• [Dataset records]
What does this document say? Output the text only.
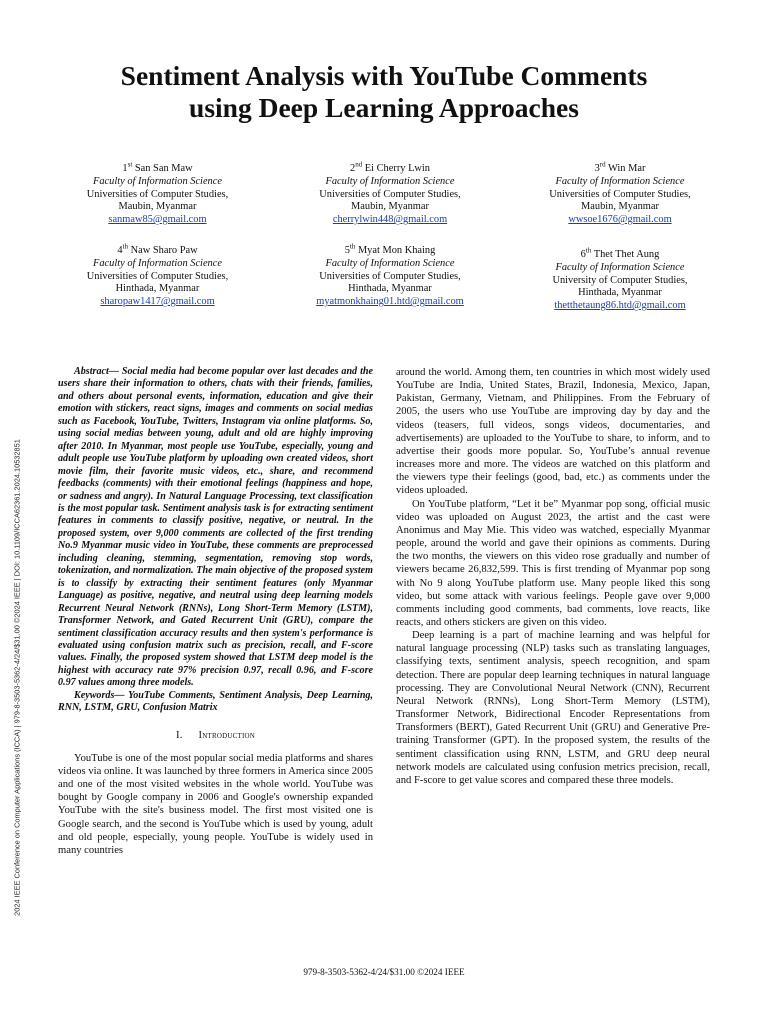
2024 IEEE Conference on Computer Applications (ICCA) | 979-8-3503-5362-4/24/$31.00 ©2024 IEEE | DOI: 10.1109/ICCA62361.2024.10532851
Sentiment Analysis with YouTube Comments
using Deep Learning Approaches
1st San San Maw
Faculty of Information Science
Universities of Computer Studies,
Maubin, Myanmar
sanmaw85@gmail.com
2nd Ei Cherry Lwin
Faculty of Information Science
Universities of Computer Studies,
Maubin, Myanmar
cherrylwin448@gmail.com
3rd Win Mar
Faculty of Information Science
Universities of Computer Studies,
Maubin, Myanmar
wwsoe1676@gmail.com
4th Naw Sharo Paw
Faculty of Information Science
Universities of Computer Studies,
Hinthada, Myanmar
sharopaw1417@gmail.com
5th Myat Mon Khaing
Faculty of Information Science
Universities of Computer Studies,
Hinthada, Myanmar
myatmonkhaing01.htd@gmail.com
6th Thet Thet Aung
Faculty of Information Science
University of Computer Studies,
Hinthada, Myanmar
thetthetaung86.htd@gmail.com

Abstract— Social media had become popular over last decades and the users share their information to others, chats with their friends, families, and others about personal events, information, education and give their emotion with stickers, react signs, images and comments on social medias such as Facebook, YouTube, Twitters, Instagram via online platforms. So, using social medias between young, adult and old are highly improving after 2010. In Myanmar, most people use YouTube, especially, young and adult people use YouTube platform by uploading own created videos, short movie film, their favorite music videos, etc., share, and recommend feedbacks (comments) with their emotional feelings (happiness and hope, or sadness and angry). In Natural Language Processing, text classification is the most popular task. Sentiment analysis task is for extracting sentiment features in comments to classify positive, negative, or neutral. In the proposed system, over 9,000 comments are collected of the first trending No.9 Myanmar music video in YouTube, these comments are preprocessed including cleaning, stemming, segmentation, removing stop words, tokenization, and normalization. The main objective of the proposed system is to classify by extracting their sentiment features (only Myanmar Language) as positive, negative, and neutral using deep learning models Recurrent Neural Network (RNNs), Long Short-Term Memory (LSTM), Transformer Network, and Gated Recurrent Unit (GRU), compare the sentiment classification accuracy results and then system's performance is evaluated using confusion matrix such as precision, recall, and F-score values. Finally, the proposed system showed that LSTM deep model is the highest with accuracy rate 97% precision 0.97, recall 0.96, and F-score 0.97 values among three models.

Keywords— YouTube Comments, Sentiment Analysis, Deep Learning, RNN, LSTM, GRU, Confusion Matrix

I. Introduction

YouTube is one of the most popular social media platforms and shares videos via online. It was launched by three formers in America since 2005 and one of the most visited websites in the whole world. YouTube was bought by Google company in 2006 and Google's ownership expanded YouTube with the site's business model. The first most visited one is Google search, and the second is YouTube which is used by young, adult and old people, especially, young people. YouTube is widely used in many countries

around the world. Among them, ten countries in which most widely used YouTube are India, United States, Brazil, Indonesia, Mexico, Japan, Pakistan, Germany, Vietnam, and Philippines. From the February of 2005, the users who use YouTube are improving day by day and the videos (teasers, full videos, songs videos, documentaries, and advertisements) are uploaded to the YouTube to share, to inform, and to advertise their goods more popular. So, YouTube’s annual revenue increases more and more. The videos are watched on this platform and the viewers type their feelings (good, bad, etc.) as comments under the videos uploaded.

On YouTube platform, “Let it be” Myanmar pop song, official music video was uploaded on August 2023, the artist and the cast were Anonimus and May Mie. This video was watched, especially Myanmar people, around the world and gave their opinions as comments. During the two months, the viewers on this video rose gradually and number of viewers became 26,832,599. This is first trending of Myanmar pop song with No 9 along YouTube platform use. Many people liked this song video, but some attack with various feelings. People gave over 9,000 comments including good comments, bad comments, love reacts, like reacts, and others stickers are given on this video.

Deep learning is a part of machine learning and was helpful for natural language processing (NLP) tasks such as translating languages, classifying texts, sentiment analysis, speech recognition, and spam detection. There are popular deep learning techniques in natural language processing. They are Convolutional Neural Network (CNN), Recurrent Neural Network (RNNs), Long Short-Term Memory (LSTM), Transformer Network, Bidirectional Encoder Representations from Transformers (BERT), Gated Recurrent Unit (GRU) and Generative Pre-training Transformer (GPT). In the proposed system, the results of the sentiment classification using RNN, LSTM, and GRU deep neural network models are calculated using confusion metrics precision, recall, and F-score to get value scores and compared these three models.

979-8-3503-5362-4/24/$31.00 ©2024 IEEE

• [Exercise directions]
Report how many lines contain "IEEE". Give nothing but the number.

• [Problem solution]
2